What this task involves: Copy out each line of the material below with no changes.

Input rows:
+ + + + + + +

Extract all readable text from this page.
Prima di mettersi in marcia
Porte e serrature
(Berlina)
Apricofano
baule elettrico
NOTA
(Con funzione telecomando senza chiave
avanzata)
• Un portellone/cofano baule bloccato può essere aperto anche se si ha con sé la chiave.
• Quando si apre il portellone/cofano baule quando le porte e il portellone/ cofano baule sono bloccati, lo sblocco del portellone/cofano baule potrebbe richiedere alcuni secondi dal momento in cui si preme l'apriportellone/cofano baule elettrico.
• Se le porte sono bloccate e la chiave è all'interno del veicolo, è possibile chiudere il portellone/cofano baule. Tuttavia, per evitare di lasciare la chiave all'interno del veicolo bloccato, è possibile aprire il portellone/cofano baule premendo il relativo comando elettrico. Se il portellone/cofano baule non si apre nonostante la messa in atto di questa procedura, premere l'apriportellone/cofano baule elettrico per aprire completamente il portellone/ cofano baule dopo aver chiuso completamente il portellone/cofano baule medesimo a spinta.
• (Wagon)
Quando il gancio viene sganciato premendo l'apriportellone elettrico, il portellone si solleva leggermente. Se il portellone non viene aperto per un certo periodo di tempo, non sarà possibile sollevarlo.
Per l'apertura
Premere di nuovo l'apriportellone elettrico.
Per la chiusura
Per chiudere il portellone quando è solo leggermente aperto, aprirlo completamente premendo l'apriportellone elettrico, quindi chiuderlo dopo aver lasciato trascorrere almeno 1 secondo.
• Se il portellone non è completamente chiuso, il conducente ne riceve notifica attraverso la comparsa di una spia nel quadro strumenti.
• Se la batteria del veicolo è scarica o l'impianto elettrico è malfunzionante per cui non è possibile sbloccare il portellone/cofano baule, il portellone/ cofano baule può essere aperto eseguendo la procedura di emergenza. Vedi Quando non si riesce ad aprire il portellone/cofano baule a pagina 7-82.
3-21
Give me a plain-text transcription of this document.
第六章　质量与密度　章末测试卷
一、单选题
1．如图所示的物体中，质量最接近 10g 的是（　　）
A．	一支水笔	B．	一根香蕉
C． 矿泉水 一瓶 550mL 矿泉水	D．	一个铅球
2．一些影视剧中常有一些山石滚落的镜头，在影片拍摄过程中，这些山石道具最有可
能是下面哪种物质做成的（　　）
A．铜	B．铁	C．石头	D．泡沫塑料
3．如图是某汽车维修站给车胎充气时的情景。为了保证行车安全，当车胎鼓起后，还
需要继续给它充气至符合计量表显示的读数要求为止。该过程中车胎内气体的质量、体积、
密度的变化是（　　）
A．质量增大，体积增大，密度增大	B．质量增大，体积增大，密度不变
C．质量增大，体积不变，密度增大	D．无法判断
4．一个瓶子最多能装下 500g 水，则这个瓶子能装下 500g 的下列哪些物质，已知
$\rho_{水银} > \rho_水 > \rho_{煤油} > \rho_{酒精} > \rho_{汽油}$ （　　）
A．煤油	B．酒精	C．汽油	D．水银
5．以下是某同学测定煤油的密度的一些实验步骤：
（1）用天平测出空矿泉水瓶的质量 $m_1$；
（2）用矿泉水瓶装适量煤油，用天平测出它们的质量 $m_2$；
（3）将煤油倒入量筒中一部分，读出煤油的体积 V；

+ + + + + + +

Answer for the task:
Extract all readable text from this page.
Prima di mettersi in marcia
Porte e serrature
(Berlina)
Apricofano
baule elettrico
NOTA
(Con funzione telecomando senza chiave
avanzata)
• Un portellone/cofano baule bloccato può essere aperto anche se si ha con sé la chiave.
• Quando si apre il portellone/cofano baule quando le porte e il portellone/ cofano baule sono bloccati, lo sblocco del portellone/cofano baule potrebbe richiedere alcuni secondi dal momento in cui si preme l'apriportellone/cofano baule elettrico.
• Se le porte sono bloccate e la chiave è all'interno del veicolo, è possibile chiudere il portellone/cofano baule. Tuttavia, per evitare di lasciare la chiave all'interno del veicolo bloccato, è possibile aprire il portellone/cofano baule premendo il relativo comando elettrico. Se il portellone/cofano baule non si apre nonostante la messa in atto di questa procedura, premere l'apriportellone/cofano baule elettrico per aprire completamente il portellone/ cofano baule dopo aver chiuso completamente il portellone/cofano baule medesimo a spinta.
• (Wagon)
Quando il gancio viene sganciato premendo l'apriportellone elettrico, il portellone si solleva leggermente. Se il portellone non viene aperto per un certo periodo di tempo, non sarà possibile sollevarlo.
Per l'apertura
Premere di nuovo l'apriportellone elettrico.
Per la chiusura
Per chiudere il portellone quando è solo leggermente aperto, aprirlo completamente premendo l'apriportellone elettrico, quindi chiuderlo dopo aver lasciato trascorrere almeno 1 secondo.
• Se il portellone non è completamente chiuso, il conducente ne riceve notifica attraverso la comparsa di una spia nel quadro strumenti.
• Se la batteria del veicolo è scarica o l'impianto elettrico è malfunzionante per cui non è possibile sbloccare il portellone/cofano baule, il portellone/ cofano baule può essere aperto eseguendo la procedura di emergenza. Vedi Quando non si riesce ad aprire il portellone/cofano baule a pagina 7-82.
3-21
Give me a plain-text transcription of this document.
第六章　质量与密度　章末测试卷
一、单选题
1．如图所示的物体中，质量最接近 10g 的是（　　）
A．	一支水笔	B．	一根香蕉
C． 矿泉水 一瓶 550mL 矿泉水	D．	一个铅球
2．一些影视剧中常有一些山石滚落的镜头，在影片拍摄过程中，这些山石道具最有可
能是下面哪种物质做成的（　　）
A．铜	B．铁	C．石头	D．泡沫塑料
3．如图是某汽车维修站给车胎充气时的情景。为了保证行车安全，当车胎鼓起后，还
需要继续给它充气至符合计量表显示的读数要求为止。该过程中车胎内气体的质量、体积、
密度的变化是（　　）
A．质量增大，体积增大，密度增大	B．质量增大，体积增大，密度不变
C．质量增大，体积不变，密度增大	D．无法判断
4．一个瓶子最多能装下 500g 水，则这个瓶子能装下 500g 的下列哪些物质，已知
$\rho_{水银} > \rho_水 > \rho_{煤油} > \rho_{酒精} > \rho_{汽油}$ （　　）
A．煤油	B．酒精	C．汽油	D．水银
5．以下是某同学测定煤油的密度的一些实验步骤：
（1）用天平测出空矿泉水瓶的质量 $m_1$；
（2）用矿泉水瓶装适量煤油，用天平测出它们的质量 $m_2$；
（3）将煤油倒入量筒中一部分，读出煤油的体积 V；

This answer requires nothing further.